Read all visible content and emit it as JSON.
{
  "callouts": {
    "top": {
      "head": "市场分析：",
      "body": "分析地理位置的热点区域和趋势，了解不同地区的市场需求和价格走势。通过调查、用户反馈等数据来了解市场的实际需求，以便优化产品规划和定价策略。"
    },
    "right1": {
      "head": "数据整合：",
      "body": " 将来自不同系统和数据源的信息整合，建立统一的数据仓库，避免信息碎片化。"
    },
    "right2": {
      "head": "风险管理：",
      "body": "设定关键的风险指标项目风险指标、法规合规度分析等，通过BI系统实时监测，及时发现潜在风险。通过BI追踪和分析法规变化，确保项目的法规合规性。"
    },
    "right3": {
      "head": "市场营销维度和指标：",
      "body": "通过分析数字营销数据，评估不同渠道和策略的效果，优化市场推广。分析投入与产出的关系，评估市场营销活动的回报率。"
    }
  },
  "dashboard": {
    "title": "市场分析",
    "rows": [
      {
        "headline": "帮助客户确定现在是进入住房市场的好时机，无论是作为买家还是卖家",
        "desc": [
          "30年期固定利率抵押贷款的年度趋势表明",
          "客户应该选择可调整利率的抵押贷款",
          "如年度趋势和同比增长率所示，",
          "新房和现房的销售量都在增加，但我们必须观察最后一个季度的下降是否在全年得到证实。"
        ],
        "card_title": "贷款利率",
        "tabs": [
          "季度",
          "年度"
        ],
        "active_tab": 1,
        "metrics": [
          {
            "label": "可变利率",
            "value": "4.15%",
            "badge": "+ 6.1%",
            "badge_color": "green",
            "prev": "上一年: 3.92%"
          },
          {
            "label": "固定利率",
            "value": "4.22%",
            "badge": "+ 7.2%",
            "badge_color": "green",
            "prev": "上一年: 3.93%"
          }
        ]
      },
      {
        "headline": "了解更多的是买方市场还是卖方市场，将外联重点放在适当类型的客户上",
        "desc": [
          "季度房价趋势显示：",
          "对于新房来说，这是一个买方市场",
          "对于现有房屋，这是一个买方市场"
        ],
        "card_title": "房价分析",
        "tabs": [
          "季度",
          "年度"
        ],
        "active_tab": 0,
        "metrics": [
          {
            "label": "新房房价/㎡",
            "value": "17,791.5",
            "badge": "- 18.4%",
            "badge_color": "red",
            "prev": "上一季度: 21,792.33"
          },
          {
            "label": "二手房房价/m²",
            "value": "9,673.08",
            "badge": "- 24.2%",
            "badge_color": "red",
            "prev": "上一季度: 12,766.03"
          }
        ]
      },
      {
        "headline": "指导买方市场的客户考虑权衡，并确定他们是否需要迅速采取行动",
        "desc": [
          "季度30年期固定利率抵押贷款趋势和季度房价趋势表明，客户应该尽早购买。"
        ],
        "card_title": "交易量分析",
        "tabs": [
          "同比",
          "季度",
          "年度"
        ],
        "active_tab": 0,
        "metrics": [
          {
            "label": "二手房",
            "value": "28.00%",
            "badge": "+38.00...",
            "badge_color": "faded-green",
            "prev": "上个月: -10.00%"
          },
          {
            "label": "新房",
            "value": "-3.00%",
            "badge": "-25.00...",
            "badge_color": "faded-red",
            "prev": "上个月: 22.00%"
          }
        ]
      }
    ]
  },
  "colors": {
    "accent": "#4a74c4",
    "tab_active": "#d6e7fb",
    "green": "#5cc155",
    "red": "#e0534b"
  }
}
☆ ☆ ☆
- **TASK REQUIREMENTS**
Repeat the records above exactly as they appear.

- **FINAL ANSWER**
Read all visible content and emit it as JSON.
{
  "callouts": {
    "top": {
      "head": "市场分析：",
      "body": "分析地理位置的热点区域和趋势，了解不同地区的市场需求和价格走势。通过调查、用户反馈等数据来了解市场的实际需求，以便优化产品规划和定价策略。"
    },
    "right1": {
      "head": "数据整合：",
      "body": " 将来自不同系统和数据源的信息整合，建立统一的数据仓库，避免信息碎片化。"
    },
    "right2": {
      "head": "风险管理：",
      "body": "设定关键的风险指标项目风险指标、法规合规度分析等，通过BI系统实时监测，及时发现潜在风险。通过BI追踪和分析法规变化，确保项目的法规合规性。"
    },
    "right3": {
      "head": "市场营销维度和指标：",
      "body": "通过分析数字营销数据，评估不同渠道和策略的效果，优化市场推广。分析投入与产出的关系，评估市场营销活动的回报率。"
    }
  },
  "dashboard": {
    "title": "市场分析",
    "rows": [
      {
        "headline": "帮助客户确定现在是进入住房市场的好时机，无论是作为买家还是卖家",
        "desc": [
          "30年期固定利率抵押贷款的年度趋势表明",
          "客户应该选择可调整利率的抵押贷款",
          "如年度趋势和同比增长率所示，",
          "新房和现房的销售量都在增加，但我们必须观察最后一个季度的下降是否在全年得到证实。"
        ],
        "card_title": "贷款利率",
        "tabs": [
          "季度",
          "年度"
        ],
        "active_tab": 1,
        "metrics": [
          {
            "label": "可变利率",
            "value": "4.15%",
            "badge": "+ 6.1%",
            "badge_color": "green",
            "prev": "上一年: 3.92%"
          },
          {
            "label": "固定利率",
            "value": "4.22%",
            "badge": "+ 7.2%",
            "badge_color": "green",
            "prev": "上一年: 3.93%"
          }
        ]
      },
      {
        "headline": "了解更多的是买方市场还是卖方市场，将外联重点放在适当类型的客户上",
        "desc": [
          "季度房价趋势显示：",
          "对于新房来说，这是一个买方市场",
          "对于现有房屋，这是一个买方市场"
        ],
        "card_title": "房价分析",
        "tabs": [
          "季度",
          "年度"
        ],
        "active_tab": 0,
        "metrics": [
          {
            "label": "新房房价/㎡",
            "value": "17,791.5",
            "badge": "- 18.4%",
            "badge_color": "red",
            "prev": "上一季度: 21,792.33"
          },
          {
            "label": "二手房房价/m²",
            "value": "9,673.08",
            "badge": "- 24.2%",
            "badge_color": "red",
            "prev": "上一季度: 12,766.03"
          }
        ]
      },
      {
        "headline": "指导买方市场的客户考虑权衡，并确定他们是否需要迅速采取行动",
        "desc": [
          "季度30年期固定利率抵押贷款趋势和季度房价趋势表明，客户应该尽早购买。"
        ],
        "card_title": "交易量分析",
        "tabs": [
          "同比",
          "季度",
          "年度"
        ],
        "active_tab": 0,
        "metrics": [
          {
            "label": "二手房",
            "value": "28.00%",
            "badge": "+38.00...",
            "badge_color": "faded-green",
            "prev": "上个月: -10.00%"
          },
          {
            "label": "新房",
            "value": "-3.00%",
            "badge": "-25.00...",
            "badge_color": "faded-red",
            "prev": "上个月: 22.00%"
          }
        ]
      }
    ]
  },
  "colors": {
    "accent": "#4a74c4",
    "tab_active": "#d6e7fb",
    "green": "#5cc155",
    "red": "#e0534b"
  }
}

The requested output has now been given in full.